== Material shown ==

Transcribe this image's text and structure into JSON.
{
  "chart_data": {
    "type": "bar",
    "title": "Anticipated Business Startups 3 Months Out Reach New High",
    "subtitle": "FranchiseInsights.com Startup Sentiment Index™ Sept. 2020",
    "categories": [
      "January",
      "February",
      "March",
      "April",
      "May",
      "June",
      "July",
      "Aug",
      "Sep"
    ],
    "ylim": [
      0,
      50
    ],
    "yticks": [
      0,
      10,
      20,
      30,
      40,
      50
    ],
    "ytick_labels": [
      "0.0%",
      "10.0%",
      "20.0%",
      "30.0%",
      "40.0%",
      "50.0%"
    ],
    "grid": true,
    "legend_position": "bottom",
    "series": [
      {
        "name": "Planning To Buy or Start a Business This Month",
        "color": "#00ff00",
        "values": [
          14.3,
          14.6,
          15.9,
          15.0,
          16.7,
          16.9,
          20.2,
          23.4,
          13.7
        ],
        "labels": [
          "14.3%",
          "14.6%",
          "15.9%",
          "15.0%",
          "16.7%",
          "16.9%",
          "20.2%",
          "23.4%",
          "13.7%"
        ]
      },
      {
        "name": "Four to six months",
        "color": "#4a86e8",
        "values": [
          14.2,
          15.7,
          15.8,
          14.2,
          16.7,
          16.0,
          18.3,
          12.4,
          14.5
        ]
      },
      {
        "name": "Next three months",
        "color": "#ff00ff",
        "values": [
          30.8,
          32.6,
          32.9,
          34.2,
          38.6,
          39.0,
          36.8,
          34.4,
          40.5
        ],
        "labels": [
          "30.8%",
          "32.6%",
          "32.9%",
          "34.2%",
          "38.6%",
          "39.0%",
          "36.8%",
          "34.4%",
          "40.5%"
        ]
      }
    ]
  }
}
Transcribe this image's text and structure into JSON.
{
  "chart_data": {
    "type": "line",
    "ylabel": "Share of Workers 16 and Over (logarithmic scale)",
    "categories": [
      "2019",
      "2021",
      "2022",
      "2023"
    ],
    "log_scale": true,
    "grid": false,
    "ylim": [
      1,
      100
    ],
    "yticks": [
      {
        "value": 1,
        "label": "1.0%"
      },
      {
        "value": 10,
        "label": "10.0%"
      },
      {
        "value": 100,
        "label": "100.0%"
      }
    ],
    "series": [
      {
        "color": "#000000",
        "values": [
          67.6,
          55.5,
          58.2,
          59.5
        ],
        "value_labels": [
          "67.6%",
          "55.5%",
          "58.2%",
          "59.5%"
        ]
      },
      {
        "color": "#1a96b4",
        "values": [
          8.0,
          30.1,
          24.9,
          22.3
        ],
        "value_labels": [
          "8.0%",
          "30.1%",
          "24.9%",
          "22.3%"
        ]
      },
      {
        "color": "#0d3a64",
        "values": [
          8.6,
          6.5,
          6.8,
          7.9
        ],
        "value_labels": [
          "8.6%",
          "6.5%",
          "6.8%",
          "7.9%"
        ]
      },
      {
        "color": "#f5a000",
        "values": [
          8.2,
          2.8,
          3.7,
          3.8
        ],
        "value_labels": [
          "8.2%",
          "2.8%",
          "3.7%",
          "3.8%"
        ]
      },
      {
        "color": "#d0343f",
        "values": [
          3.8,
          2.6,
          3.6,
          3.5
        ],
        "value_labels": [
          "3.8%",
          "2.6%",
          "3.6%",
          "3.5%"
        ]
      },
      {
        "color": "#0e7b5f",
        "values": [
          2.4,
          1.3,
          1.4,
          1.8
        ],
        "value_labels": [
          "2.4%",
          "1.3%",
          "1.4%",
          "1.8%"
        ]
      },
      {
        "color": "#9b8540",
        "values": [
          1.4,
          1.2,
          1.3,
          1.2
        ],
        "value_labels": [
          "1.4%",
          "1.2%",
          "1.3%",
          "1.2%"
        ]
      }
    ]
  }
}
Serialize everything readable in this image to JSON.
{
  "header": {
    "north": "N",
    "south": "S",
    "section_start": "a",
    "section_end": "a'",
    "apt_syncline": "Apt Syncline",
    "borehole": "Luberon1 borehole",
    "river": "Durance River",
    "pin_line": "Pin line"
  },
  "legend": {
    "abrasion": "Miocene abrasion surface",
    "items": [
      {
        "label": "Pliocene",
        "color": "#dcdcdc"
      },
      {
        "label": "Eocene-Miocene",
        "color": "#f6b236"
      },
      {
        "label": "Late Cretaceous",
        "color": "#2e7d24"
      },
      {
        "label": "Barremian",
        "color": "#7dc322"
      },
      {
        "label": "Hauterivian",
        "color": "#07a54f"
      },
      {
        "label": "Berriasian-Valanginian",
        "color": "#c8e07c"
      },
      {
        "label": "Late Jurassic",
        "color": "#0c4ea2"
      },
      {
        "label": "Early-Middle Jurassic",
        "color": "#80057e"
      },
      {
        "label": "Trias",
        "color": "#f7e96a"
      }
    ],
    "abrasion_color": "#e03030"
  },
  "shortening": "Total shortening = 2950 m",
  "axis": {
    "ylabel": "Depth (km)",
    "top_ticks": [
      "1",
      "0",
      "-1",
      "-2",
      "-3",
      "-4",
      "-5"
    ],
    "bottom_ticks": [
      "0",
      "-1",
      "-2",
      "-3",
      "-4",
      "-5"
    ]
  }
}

===

◆ Objective
Quote every entry exactly.

◆ Result of this exercise
Transcribe this image's text and structure into JSON.
{
  "chart_data": {
    "type": "bar",
    "title": "Anticipated Business Startups 3 Months Out Reach New High",
    "subtitle": "FranchiseInsights.com Startup Sentiment Index™ Sept. 2020",
    "categories": [
      "January",
      "February",
      "March",
      "April",
      "May",
      "June",
      "July",
      "Aug",
      "Sep"
    ],
    "ylim": [
      0,
      50
    ],
    "yticks": [
      0,
      10,
      20,
      30,
      40,
      50
    ],
    "ytick_labels": [
      "0.0%",
      "10.0%",
      "20.0%",
      "30.0%",
      "40.0%",
      "50.0%"
    ],
    "grid": true,
    "legend_position": "bottom",
    "series": [
      {
        "name": "Planning To Buy or Start a Business This Month",
        "color": "#00ff00",
        "values": [
          14.3,
          14.6,
          15.9,
          15.0,
          16.7,
          16.9,
          20.2,
          23.4,
          13.7
        ],
        "labels": [
          "14.3%",
          "14.6%",
          "15.9%",
          "15.0%",
          "16.7%",
          "16.9%",
          "20.2%",
          "23.4%",
          "13.7%"
        ]
      },
      {
        "name": "Four to six months",
        "color": "#4a86e8",
        "values": [
          14.2,
          15.7,
          15.8,
          14.2,
          16.7,
          16.0,
          18.3,
          12.4,
          14.5
        ]
      },
      {
        "name": "Next three months",
        "color": "#ff00ff",
        "values": [
          30.8,
          32.6,
          32.9,
          34.2,
          38.6,
          39.0,
          36.8,
          34.4,
          40.5
        ],
        "labels": [
          "30.8%",
          "32.6%",
          "32.9%",
          "34.2%",
          "38.6%",
          "39.0%",
          "36.8%",
          "34.4%",
          "40.5%"
        ]
      }
    ]
  }
}
Transcribe this image's text and structure into JSON.
{
  "chart_data": {
    "type": "line",
    "ylabel": "Share of Workers 16 and Over (logarithmic scale)",
    "categories": [
      "2019",
      "2021",
      "2022",
      "2023"
    ],
    "log_scale": true,
    "grid": false,
    "ylim": [
      1,
      100
    ],
    "yticks": [
      {
        "value": 1,
        "label": "1.0%"
      },
      {
        "value": 10,
        "label": "10.0%"
      },
      {
        "value": 100,
        "label": "100.0%"
      }
    ],
    "series": [
      {
        "color": "#000000",
        "values": [
          67.6,
          55.5,
          58.2,
          59.5
        ],
        "value_labels": [
          "67.6%",
          "55.5%",
          "58.2%",
          "59.5%"
        ]
      },
      {
        "color": "#1a96b4",
        "values": [
          8.0,
          30.1,
          24.9,
          22.3
        ],
        "value_labels": [
          "8.0%",
          "30.1%",
          "24.9%",
          "22.3%"
        ]
      },
      {
        "color": "#0d3a64",
        "values": [
          8.6,
          6.5,
          6.8,
          7.9
        ],
        "value_labels": [
          "8.6%",
          "6.5%",
          "6.8%",
          "7.9%"
        ]
      },
      {
        "color": "#f5a000",
        "values": [
          8.2,
          2.8,
          3.7,
          3.8
        ],
        "value_labels": [
          "8.2%",
          "2.8%",
          "3.7%",
          "3.8%"
        ]
      },
      {
        "color": "#d0343f",
        "values": [
          3.8,
          2.6,
          3.6,
          3.5
        ],
        "value_labels": [
          "3.8%",
          "2.6%",
          "3.6%",
          "3.5%"
        ]
      },
      {
        "color": "#0e7b5f",
        "values": [
          2.4,
          1.3,
          1.4,
          1.8
        ],
        "value_labels": [
          "2.4%",
          "1.3%",
          "1.4%",
          "1.8%"
        ]
      },
      {
        "color": "#9b8540",
        "values": [
          1.4,
          1.2,
          1.3,
          1.2
        ],
        "value_labels": [
          "1.4%",
          "1.2%",
          "1.3%",
          "1.2%"
        ]
      }
    ]
  }
}
Serialize everything readable in this image to JSON.
{
  "header": {
    "north": "N",
    "south": "S",
    "section_start": "a",
    "section_end": "a'",
    "apt_syncline": "Apt Syncline",
    "borehole": "Luberon1 borehole",
    "river": "Durance River",
    "pin_line": "Pin line"
  },
  "legend": {
    "abrasion": "Miocene abrasion surface",
    "items": [
      {
        "label": "Pliocene",
        "color": "#dcdcdc"
      },
      {
        "label": "Eocene-Miocene",
        "color": "#f6b236"
      },
      {
        "label": "Late Cretaceous",
        "color": "#2e7d24"
      },
      {
        "label": "Barremian",
        "color": "#7dc322"
      },
      {
        "label": "Hauterivian",
        "color": "#07a54f"
      },
      {
        "label": "Berriasian-Valanginian",
        "color": "#c8e07c"
      },
      {
        "label": "Late Jurassic",
        "color": "#0c4ea2"
      },
      {
        "label": "Early-Middle Jurassic",
        "color": "#80057e"
      },
      {
        "label": "Trias",
        "color": "#f7e96a"
      }
    ],
    "abrasion_color": "#e03030"
  },
  "shortening": "Total shortening = 2950 m",
  "axis": {
    "ylabel": "Depth (km)",
    "top_ticks": [
      "1",
      "0",
      "-1",
      "-2",
      "-3",
      "-4",
      "-5"
    ],
    "bottom_ticks": [
      "0",
      "-1",
      "-2",
      "-3",
      "-4",
      "-5"
    ]
  }
}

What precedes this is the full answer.